= TASK BRIEF =
Set down, in full, every record in the block.
........
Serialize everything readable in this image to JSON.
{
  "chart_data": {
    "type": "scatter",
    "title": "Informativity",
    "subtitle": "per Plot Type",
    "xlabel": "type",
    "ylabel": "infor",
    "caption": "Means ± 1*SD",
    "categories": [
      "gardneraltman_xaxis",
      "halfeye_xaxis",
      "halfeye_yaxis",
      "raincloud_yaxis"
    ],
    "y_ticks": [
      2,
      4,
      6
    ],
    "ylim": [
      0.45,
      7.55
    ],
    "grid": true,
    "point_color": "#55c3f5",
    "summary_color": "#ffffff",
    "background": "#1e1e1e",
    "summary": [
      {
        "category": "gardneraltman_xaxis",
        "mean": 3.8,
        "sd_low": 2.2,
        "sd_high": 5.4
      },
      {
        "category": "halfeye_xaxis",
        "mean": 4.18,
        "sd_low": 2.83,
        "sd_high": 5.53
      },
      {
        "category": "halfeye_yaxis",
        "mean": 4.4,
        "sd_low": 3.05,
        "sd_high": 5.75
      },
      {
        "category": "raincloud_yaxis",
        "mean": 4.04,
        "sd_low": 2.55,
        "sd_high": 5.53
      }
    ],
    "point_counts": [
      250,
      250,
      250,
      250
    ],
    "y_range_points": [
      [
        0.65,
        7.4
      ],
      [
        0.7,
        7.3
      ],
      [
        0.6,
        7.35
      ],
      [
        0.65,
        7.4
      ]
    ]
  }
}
........
= RESPONSE TO THIS TASK =
Serialize everything readable in this image to JSON.
{
  "chart_data": {
    "type": "scatter",
    "title": "Informativity",
    "subtitle": "per Plot Type",
    "xlabel": "type",
    "ylabel": "infor",
    "caption": "Means ± 1*SD",
    "categories": [
      "gardneraltman_xaxis",
      "halfeye_xaxis",
      "halfeye_yaxis",
      "raincloud_yaxis"
    ],
    "y_ticks": [
      2,
      4,
      6
    ],
    "ylim": [
      0.45,
      7.55
    ],
    "grid": true,
    "point_color": "#55c3f5",
    "summary_color": "#ffffff",
    "background": "#1e1e1e",
    "summary": [
      {
        "category": "gardneraltman_xaxis",
        "mean": 3.8,
        "sd_low": 2.2,
        "sd_high": 5.4
      },
      {
        "category": "halfeye_xaxis",
        "mean": 4.18,
        "sd_low": 2.83,
        "sd_high": 5.53
      },
      {
        "category": "halfeye_yaxis",
        "mean": 4.4,
        "sd_low": 3.05,
        "sd_high": 5.75
      },
      {
        "category": "raincloud_yaxis",
        "mean": 4.04,
        "sd_low": 2.55,
        "sd_high": 5.53
      }
    ],
    "point_counts": [
      250,
      250,
      250,
      250
    ],
    "y_range_points": [
      [
        0.65,
        7.4
      ],
      [
        0.7,
        7.3
      ],
      [
        0.6,
        7.35
      ],
      [
        0.65,
        7.4
      ]
    ]
  }
}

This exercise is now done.